— START —
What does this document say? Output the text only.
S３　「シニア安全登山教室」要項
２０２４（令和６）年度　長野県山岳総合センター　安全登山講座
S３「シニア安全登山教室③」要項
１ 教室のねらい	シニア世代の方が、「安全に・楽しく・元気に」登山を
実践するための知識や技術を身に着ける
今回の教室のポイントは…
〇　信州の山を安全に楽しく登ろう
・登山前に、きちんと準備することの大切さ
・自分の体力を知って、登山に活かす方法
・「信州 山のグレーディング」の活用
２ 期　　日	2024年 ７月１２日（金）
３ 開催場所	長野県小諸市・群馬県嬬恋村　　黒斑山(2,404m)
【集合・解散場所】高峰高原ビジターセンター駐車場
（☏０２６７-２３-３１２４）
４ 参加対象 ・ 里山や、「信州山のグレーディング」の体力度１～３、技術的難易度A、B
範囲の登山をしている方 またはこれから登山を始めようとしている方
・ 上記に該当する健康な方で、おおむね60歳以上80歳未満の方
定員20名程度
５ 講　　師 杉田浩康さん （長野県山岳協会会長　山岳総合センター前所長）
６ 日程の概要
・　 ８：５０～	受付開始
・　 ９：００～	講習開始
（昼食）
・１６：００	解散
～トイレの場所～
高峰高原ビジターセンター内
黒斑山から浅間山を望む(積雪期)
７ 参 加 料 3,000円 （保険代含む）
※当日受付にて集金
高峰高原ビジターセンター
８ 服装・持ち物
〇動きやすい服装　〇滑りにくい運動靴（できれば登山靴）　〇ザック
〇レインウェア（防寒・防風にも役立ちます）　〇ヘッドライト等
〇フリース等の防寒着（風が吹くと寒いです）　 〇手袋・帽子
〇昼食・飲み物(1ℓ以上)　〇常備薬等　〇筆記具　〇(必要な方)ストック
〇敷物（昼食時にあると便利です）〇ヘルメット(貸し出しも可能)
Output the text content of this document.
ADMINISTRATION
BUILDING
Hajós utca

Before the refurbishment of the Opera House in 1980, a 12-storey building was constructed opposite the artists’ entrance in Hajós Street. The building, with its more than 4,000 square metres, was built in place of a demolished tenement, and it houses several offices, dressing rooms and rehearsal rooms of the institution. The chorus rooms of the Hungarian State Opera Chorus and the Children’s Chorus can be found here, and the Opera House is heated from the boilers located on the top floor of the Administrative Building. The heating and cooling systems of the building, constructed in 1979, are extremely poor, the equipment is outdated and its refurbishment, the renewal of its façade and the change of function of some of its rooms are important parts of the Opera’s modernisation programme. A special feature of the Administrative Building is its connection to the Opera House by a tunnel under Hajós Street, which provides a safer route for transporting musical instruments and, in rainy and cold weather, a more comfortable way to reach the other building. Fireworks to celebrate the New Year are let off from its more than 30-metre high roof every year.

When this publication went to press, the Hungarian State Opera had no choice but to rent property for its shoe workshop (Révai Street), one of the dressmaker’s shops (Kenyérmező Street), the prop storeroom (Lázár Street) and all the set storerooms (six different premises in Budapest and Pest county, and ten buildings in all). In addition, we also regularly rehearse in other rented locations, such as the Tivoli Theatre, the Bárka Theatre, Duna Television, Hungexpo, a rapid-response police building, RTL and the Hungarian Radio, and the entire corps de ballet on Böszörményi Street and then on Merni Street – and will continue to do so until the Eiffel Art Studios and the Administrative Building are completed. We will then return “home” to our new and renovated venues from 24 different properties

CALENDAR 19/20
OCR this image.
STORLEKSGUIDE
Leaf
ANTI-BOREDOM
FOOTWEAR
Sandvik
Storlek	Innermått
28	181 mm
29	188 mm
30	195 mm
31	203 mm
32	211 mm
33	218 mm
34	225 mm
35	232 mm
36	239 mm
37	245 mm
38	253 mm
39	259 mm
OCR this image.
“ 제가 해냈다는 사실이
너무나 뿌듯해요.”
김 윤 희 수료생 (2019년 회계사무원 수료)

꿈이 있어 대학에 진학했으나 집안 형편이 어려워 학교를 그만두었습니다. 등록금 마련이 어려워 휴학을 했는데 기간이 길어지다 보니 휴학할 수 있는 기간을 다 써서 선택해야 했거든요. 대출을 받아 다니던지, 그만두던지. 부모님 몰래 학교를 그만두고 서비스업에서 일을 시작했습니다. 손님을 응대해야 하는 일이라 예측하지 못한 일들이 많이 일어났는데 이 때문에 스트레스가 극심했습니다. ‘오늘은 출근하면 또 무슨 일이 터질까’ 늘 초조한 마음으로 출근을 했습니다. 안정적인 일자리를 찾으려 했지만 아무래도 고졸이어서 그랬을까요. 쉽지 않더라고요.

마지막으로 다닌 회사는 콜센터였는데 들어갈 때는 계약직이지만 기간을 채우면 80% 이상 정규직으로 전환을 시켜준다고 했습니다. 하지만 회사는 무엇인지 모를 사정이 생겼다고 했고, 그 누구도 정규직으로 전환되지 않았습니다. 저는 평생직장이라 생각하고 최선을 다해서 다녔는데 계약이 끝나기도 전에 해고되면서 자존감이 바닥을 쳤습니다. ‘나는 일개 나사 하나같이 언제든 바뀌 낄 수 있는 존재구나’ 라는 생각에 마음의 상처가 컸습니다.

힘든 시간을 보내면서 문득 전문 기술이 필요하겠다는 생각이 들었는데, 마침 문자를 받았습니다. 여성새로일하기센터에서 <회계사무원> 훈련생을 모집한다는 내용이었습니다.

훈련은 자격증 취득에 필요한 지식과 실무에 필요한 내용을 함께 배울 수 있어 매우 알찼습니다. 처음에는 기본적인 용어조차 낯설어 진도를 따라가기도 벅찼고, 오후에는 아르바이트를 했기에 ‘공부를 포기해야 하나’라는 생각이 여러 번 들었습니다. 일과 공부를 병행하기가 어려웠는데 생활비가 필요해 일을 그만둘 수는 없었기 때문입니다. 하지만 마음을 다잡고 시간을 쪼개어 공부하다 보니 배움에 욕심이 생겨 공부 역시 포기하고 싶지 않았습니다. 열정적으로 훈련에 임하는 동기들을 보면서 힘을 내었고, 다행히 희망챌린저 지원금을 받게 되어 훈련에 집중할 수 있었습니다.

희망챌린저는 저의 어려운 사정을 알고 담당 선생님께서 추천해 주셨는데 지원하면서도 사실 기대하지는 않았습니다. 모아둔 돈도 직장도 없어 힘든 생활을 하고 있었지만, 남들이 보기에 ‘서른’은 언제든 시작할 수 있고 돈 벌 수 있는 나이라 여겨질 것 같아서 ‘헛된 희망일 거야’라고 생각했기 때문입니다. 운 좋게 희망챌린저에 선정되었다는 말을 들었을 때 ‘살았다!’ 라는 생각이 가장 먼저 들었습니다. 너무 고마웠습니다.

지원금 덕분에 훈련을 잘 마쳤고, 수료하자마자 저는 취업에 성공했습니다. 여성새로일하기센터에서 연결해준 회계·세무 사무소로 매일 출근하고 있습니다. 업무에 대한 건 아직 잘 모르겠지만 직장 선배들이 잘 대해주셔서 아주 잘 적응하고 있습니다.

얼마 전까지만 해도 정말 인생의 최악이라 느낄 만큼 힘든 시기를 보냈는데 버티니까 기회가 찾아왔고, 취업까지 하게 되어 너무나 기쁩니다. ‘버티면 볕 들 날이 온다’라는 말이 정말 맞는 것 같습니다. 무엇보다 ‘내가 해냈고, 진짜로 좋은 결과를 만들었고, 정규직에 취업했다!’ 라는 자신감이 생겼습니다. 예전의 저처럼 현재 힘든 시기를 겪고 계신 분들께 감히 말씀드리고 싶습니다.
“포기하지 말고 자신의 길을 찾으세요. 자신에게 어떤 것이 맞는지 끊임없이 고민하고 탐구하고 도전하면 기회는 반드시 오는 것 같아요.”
— END —
### EXERCISE TASK
Every line above should be printed again exactly as it stands.

### WRITTEN ANSWER
What does this document say? Output the text only.
S３　「シニア安全登山教室」要項
２０２４（令和６）年度　長野県山岳総合センター　安全登山講座
S３「シニア安全登山教室③」要項
１ 教室のねらい	シニア世代の方が、「安全に・楽しく・元気に」登山を
実践するための知識や技術を身に着ける
今回の教室のポイントは…
〇　信州の山を安全に楽しく登ろう
・登山前に、きちんと準備することの大切さ
・自分の体力を知って、登山に活かす方法
・「信州 山のグレーディング」の活用
２ 期　　日	2024年 ７月１２日（金）
３ 開催場所	長野県小諸市・群馬県嬬恋村　　黒斑山(2,404m)
【集合・解散場所】高峰高原ビジターセンター駐車場
（☏０２６７-２３-３１２４）
４ 参加対象 ・ 里山や、「信州山のグレーディング」の体力度１～３、技術的難易度A、B
範囲の登山をしている方 またはこれから登山を始めようとしている方
・ 上記に該当する健康な方で、おおむね60歳以上80歳未満の方
定員20名程度
５ 講　　師 杉田浩康さん （長野県山岳協会会長　山岳総合センター前所長）
６ 日程の概要
・　 ８：５０～	受付開始
・　 ９：００～	講習開始
（昼食）
・１６：００	解散
～トイレの場所～
高峰高原ビジターセンター内
黒斑山から浅間山を望む(積雪期)
７ 参 加 料 3,000円 （保険代含む）
※当日受付にて集金
高峰高原ビジターセンター
８ 服装・持ち物
〇動きやすい服装　〇滑りにくい運動靴（できれば登山靴）　〇ザック
〇レインウェア（防寒・防風にも役立ちます）　〇ヘッドライト等
〇フリース等の防寒着（風が吹くと寒いです）　 〇手袋・帽子
〇昼食・飲み物(1ℓ以上)　〇常備薬等　〇筆記具　〇(必要な方)ストック
〇敷物（昼食時にあると便利です）〇ヘルメット(貸し出しも可能)
Output the text content of this document.
ADMINISTRATION
BUILDING
Hajós utca

Before the refurbishment of the Opera House in 1980, a 12-storey building was constructed opposite the artists’ entrance in Hajós Street. The building, with its more than 4,000 square metres, was built in place of a demolished tenement, and it houses several offices, dressing rooms and rehearsal rooms of the institution. The chorus rooms of the Hungarian State Opera Chorus and the Children’s Chorus can be found here, and the Opera House is heated from the boilers located on the top floor of the Administrative Building. The heating and cooling systems of the building, constructed in 1979, are extremely poor, the equipment is outdated and its refurbishment, the renewal of its façade and the change of function of some of its rooms are important parts of the Opera’s modernisation programme. A special feature of the Administrative Building is its connection to the Opera House by a tunnel under Hajós Street, which provides a safer route for transporting musical instruments and, in rainy and cold weather, a more comfortable way to reach the other building. Fireworks to celebrate the New Year are let off from its more than 30-metre high roof every year.

When this publication went to press, the Hungarian State Opera had no choice but to rent property for its shoe workshop (Révai Street), one of the dressmaker’s shops (Kenyérmező Street), the prop storeroom (Lázár Street) and all the set storerooms (six different premises in Budapest and Pest county, and ten buildings in all). In addition, we also regularly rehearse in other rented locations, such as the Tivoli Theatre, the Bárka Theatre, Duna Television, Hungexpo, a rapid-response police building, RTL and the Hungarian Radio, and the entire corps de ballet on Böszörményi Street and then on Merni Street – and will continue to do so until the Eiffel Art Studios and the Administrative Building are completed. We will then return “home” to our new and renovated venues from 24 different properties

CALENDAR 19/20
OCR this image.
STORLEKSGUIDE
Leaf
ANTI-BOREDOM
FOOTWEAR
Sandvik
Storlek	Innermått
28	181 mm
29	188 mm
30	195 mm
31	203 mm
32	211 mm
33	218 mm
34	225 mm
35	232 mm
36	239 mm
37	245 mm
38	253 mm
39	259 mm
OCR this image.
“ 제가 해냈다는 사실이
너무나 뿌듯해요.”
김 윤 희 수료생 (2019년 회계사무원 수료)

꿈이 있어 대학에 진학했으나 집안 형편이 어려워 학교를 그만두었습니다. 등록금 마련이 어려워 휴학을 했는데 기간이 길어지다 보니 휴학할 수 있는 기간을 다 써서 선택해야 했거든요. 대출을 받아 다니던지, 그만두던지. 부모님 몰래 학교를 그만두고 서비스업에서 일을 시작했습니다. 손님을 응대해야 하는 일이라 예측하지 못한 일들이 많이 일어났는데 이 때문에 스트레스가 극심했습니다. ‘오늘은 출근하면 또 무슨 일이 터질까’ 늘 초조한 마음으로 출근을 했습니다. 안정적인 일자리를 찾으려 했지만 아무래도 고졸이어서 그랬을까요. 쉽지 않더라고요.

마지막으로 다닌 회사는 콜센터였는데 들어갈 때는 계약직이지만 기간을 채우면 80% 이상 정규직으로 전환을 시켜준다고 했습니다. 하지만 회사는 무엇인지 모를 사정이 생겼다고 했고, 그 누구도 정규직으로 전환되지 않았습니다. 저는 평생직장이라 생각하고 최선을 다해서 다녔는데 계약이 끝나기도 전에 해고되면서 자존감이 바닥을 쳤습니다. ‘나는 일개 나사 하나같이 언제든 바뀌 낄 수 있는 존재구나’ 라는 생각에 마음의 상처가 컸습니다.

힘든 시간을 보내면서 문득 전문 기술이 필요하겠다는 생각이 들었는데, 마침 문자를 받았습니다. 여성새로일하기센터에서 <회계사무원> 훈련생을 모집한다는 내용이었습니다.

훈련은 자격증 취득에 필요한 지식과 실무에 필요한 내용을 함께 배울 수 있어 매우 알찼습니다. 처음에는 기본적인 용어조차 낯설어 진도를 따라가기도 벅찼고, 오후에는 아르바이트를 했기에 ‘공부를 포기해야 하나’라는 생각이 여러 번 들었습니다. 일과 공부를 병행하기가 어려웠는데 생활비가 필요해 일을 그만둘 수는 없었기 때문입니다. 하지만 마음을 다잡고 시간을 쪼개어 공부하다 보니 배움에 욕심이 생겨 공부 역시 포기하고 싶지 않았습니다. 열정적으로 훈련에 임하는 동기들을 보면서 힘을 내었고, 다행히 희망챌린저 지원금을 받게 되어 훈련에 집중할 수 있었습니다.

희망챌린저는 저의 어려운 사정을 알고 담당 선생님께서 추천해 주셨는데 지원하면서도 사실 기대하지는 않았습니다. 모아둔 돈도 직장도 없어 힘든 생활을 하고 있었지만, 남들이 보기에 ‘서른’은 언제든 시작할 수 있고 돈 벌 수 있는 나이라 여겨질 것 같아서 ‘헛된 희망일 거야’라고 생각했기 때문입니다. 운 좋게 희망챌린저에 선정되었다는 말을 들었을 때 ‘살았다!’ 라는 생각이 가장 먼저 들었습니다. 너무 고마웠습니다.

지원금 덕분에 훈련을 잘 마쳤고, 수료하자마자 저는 취업에 성공했습니다. 여성새로일하기센터에서 연결해준 회계·세무 사무소로 매일 출근하고 있습니다. 업무에 대한 건 아직 잘 모르겠지만 직장 선배들이 잘 대해주셔서 아주 잘 적응하고 있습니다.

얼마 전까지만 해도 정말 인생의 최악이라 느낄 만큼 힘든 시기를 보냈는데 버티니까 기회가 찾아왔고, 취업까지 하게 되어 너무나 기쁩니다. ‘버티면 볕 들 날이 온다’라는 말이 정말 맞는 것 같습니다. 무엇보다 ‘내가 해냈고, 진짜로 좋은 결과를 만들었고, 정규직에 취업했다!’ 라는 자신감이 생겼습니다. 예전의 저처럼 현재 힘든 시기를 겪고 계신 분들께 감히 말씀드리고 싶습니다.
“포기하지 말고 자신의 길을 찾으세요. 자신에게 어떤 것이 맞는지 끊임없이 고민하고 탐구하고 도전하면 기회는 반드시 오는 것 같아요.”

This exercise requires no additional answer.